* **Problem requirements**:
How many lines of the records below contain the word "this"? Answer with the number alone.

* **Data to process**:
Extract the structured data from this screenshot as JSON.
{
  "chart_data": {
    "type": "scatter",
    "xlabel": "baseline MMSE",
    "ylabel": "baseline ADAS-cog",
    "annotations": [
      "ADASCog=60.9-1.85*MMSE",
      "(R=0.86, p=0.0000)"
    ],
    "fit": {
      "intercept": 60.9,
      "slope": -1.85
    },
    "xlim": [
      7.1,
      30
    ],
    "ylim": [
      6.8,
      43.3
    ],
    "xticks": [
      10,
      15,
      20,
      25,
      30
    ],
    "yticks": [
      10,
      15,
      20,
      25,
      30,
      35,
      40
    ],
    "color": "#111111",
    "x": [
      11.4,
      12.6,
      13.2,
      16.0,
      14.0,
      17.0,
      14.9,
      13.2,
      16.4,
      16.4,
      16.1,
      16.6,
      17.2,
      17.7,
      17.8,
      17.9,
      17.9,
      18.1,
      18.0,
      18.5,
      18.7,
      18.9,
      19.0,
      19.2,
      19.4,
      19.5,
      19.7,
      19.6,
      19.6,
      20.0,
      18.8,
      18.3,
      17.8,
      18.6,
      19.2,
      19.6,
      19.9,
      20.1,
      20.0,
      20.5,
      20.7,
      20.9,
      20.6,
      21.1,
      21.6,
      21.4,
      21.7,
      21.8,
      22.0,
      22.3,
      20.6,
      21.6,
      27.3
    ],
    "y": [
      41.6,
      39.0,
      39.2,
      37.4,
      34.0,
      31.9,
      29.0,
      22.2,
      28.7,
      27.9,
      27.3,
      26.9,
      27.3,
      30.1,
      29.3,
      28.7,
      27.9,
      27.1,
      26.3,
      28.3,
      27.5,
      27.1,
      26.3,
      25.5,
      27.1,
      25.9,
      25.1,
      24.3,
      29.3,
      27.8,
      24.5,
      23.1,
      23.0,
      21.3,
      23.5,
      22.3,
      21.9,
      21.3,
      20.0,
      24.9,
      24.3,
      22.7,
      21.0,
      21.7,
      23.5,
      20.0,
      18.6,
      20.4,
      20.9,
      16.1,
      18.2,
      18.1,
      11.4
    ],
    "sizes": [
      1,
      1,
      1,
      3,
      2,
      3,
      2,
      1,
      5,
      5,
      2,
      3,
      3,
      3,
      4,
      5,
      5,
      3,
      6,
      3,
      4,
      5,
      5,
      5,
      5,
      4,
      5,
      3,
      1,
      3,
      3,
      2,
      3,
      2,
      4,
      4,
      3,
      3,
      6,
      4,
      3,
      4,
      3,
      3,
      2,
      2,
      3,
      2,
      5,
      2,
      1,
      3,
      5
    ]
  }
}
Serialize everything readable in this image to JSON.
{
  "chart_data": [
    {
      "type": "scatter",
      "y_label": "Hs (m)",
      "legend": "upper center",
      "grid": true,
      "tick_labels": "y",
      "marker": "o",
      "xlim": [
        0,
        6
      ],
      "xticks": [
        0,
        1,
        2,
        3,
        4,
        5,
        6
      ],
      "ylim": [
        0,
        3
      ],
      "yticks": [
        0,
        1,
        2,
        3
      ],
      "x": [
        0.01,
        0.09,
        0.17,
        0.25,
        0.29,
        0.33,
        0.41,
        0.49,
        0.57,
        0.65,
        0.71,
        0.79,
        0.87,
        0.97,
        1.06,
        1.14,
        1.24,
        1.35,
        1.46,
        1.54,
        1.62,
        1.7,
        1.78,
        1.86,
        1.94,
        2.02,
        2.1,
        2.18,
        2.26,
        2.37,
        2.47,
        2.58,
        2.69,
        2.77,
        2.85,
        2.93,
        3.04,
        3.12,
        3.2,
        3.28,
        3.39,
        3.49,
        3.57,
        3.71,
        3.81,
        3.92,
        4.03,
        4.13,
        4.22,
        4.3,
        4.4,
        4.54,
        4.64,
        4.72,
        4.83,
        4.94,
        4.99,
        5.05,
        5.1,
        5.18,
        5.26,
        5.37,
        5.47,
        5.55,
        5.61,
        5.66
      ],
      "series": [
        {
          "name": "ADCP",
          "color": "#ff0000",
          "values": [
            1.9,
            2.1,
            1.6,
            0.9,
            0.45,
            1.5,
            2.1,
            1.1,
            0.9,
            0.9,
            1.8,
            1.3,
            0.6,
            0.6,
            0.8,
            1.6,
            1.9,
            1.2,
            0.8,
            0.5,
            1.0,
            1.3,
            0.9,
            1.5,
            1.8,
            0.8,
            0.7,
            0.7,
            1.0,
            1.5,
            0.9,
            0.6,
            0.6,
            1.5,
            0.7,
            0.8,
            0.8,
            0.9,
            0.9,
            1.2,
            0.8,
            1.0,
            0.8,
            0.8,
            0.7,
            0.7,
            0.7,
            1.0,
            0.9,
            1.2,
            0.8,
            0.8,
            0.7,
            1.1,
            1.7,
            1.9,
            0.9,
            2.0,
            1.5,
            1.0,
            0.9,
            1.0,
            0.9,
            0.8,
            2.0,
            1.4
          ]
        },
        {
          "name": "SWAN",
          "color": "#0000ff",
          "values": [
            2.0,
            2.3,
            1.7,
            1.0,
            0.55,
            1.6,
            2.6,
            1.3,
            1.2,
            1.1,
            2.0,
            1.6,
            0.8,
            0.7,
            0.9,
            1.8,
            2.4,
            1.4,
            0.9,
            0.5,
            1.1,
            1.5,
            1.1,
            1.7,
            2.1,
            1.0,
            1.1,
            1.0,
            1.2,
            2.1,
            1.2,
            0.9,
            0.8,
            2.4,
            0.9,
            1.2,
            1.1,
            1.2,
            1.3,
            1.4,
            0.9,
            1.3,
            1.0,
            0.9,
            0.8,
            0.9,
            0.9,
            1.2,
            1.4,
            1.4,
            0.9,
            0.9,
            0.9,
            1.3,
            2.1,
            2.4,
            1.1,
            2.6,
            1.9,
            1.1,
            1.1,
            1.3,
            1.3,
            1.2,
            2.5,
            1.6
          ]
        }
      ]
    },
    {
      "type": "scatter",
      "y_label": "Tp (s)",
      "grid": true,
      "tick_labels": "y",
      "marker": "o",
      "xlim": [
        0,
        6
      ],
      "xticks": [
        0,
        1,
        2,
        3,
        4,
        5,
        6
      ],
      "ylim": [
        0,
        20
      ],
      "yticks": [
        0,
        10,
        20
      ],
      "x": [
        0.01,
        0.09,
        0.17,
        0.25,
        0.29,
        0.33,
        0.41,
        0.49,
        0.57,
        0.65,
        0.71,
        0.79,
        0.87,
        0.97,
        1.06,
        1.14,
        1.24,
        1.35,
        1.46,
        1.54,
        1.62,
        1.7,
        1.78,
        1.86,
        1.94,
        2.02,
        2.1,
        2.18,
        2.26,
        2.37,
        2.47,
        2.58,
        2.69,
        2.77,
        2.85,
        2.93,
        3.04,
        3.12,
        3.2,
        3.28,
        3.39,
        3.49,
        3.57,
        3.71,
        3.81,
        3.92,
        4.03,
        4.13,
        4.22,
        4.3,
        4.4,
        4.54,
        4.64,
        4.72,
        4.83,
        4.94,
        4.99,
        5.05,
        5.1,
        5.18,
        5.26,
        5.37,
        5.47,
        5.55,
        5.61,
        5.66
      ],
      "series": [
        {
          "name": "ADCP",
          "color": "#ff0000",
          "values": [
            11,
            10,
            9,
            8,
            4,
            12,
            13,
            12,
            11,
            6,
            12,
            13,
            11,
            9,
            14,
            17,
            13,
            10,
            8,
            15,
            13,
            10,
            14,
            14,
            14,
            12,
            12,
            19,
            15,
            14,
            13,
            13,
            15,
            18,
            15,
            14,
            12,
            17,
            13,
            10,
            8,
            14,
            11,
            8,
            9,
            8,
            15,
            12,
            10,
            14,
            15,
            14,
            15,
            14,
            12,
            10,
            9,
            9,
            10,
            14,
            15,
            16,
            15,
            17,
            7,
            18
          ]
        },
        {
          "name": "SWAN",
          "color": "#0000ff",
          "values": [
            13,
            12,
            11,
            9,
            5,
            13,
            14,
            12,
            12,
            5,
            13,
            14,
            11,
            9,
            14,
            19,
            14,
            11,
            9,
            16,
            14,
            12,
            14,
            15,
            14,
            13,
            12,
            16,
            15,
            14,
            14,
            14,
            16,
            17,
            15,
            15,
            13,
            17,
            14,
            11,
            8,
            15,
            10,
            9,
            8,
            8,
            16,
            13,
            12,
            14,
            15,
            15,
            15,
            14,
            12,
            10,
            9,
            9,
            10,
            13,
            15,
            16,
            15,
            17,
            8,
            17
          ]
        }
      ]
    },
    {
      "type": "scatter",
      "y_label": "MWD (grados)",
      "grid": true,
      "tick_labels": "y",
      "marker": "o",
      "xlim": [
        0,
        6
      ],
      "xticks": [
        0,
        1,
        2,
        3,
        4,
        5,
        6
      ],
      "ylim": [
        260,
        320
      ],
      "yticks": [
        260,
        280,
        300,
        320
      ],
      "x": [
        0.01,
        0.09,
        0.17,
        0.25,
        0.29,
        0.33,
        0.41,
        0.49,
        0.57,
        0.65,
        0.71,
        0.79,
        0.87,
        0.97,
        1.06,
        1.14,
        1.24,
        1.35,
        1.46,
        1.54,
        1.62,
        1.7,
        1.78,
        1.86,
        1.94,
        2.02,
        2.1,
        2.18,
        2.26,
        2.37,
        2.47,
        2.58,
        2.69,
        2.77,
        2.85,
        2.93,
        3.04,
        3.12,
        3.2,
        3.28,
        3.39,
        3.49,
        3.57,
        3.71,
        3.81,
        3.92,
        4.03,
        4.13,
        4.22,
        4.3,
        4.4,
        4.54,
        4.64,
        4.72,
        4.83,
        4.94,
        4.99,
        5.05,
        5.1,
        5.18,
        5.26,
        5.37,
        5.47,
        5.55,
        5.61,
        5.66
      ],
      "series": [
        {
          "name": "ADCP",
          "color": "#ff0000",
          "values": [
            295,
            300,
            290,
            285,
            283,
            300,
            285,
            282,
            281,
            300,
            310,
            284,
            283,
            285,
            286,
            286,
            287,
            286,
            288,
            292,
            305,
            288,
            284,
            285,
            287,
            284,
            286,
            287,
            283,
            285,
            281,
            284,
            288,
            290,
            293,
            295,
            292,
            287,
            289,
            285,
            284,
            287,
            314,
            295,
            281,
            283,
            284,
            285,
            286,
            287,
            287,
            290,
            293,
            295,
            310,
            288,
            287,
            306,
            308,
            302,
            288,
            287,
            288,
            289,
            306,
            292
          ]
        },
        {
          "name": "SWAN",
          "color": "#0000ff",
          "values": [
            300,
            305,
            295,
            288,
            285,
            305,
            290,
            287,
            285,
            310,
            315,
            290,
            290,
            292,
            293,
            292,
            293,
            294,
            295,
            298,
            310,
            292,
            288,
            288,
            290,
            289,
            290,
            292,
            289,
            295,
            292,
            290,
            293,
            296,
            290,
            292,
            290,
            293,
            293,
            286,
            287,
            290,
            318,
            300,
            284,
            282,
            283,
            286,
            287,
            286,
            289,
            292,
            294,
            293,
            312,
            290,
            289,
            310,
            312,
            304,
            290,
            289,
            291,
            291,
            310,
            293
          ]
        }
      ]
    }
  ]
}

* **Task solution**:
2